**Exercise:** Your task is to print all of the data word for word.

○ ○ ○ ○

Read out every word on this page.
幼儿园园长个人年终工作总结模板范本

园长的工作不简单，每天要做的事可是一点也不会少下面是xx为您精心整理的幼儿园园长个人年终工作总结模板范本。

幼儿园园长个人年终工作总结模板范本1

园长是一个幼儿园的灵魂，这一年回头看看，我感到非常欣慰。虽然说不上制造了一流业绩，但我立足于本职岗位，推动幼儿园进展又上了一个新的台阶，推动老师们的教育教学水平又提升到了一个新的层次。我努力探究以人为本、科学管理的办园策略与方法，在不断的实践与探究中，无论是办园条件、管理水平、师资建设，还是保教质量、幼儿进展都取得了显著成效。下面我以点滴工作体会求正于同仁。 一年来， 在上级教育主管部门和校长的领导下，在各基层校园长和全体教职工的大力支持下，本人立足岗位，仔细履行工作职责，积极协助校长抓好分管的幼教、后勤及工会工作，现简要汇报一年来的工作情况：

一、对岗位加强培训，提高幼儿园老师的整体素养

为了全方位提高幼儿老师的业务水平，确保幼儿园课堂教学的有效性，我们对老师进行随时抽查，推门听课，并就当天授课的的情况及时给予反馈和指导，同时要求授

○ ○ ○ ○

**Complete output:**
Read out every word on this page.
幼儿园园长个人年终工作总结模板范本

园长的工作不简单，每天要做的事可是一点也不会少下面是xx为您精心整理的幼儿园园长个人年终工作总结模板范本。

幼儿园园长个人年终工作总结模板范本1

园长是一个幼儿园的灵魂，这一年回头看看，我感到非常欣慰。虽然说不上制造了一流业绩，但我立足于本职岗位，推动幼儿园进展又上了一个新的台阶，推动老师们的教育教学水平又提升到了一个新的层次。我努力探究以人为本、科学管理的办园策略与方法，在不断的实践与探究中，无论是办园条件、管理水平、师资建设，还是保教质量、幼儿进展都取得了显著成效。下面我以点滴工作体会求正于同仁。 一年来， 在上级教育主管部门和校长的领导下，在各基层校园长和全体教职工的大力支持下，本人立足岗位，仔细履行工作职责，积极协助校长抓好分管的幼教、后勤及工会工作，现简要汇报一年来的工作情况：

一、对岗位加强培训，提高幼儿园老师的整体素养

为了全方位提高幼儿老师的业务水平，确保幼儿园课堂教学的有效性，我们对老师进行随时抽查，推门听课，并就当天授课的的情况及时给予反馈和指导，同时要求授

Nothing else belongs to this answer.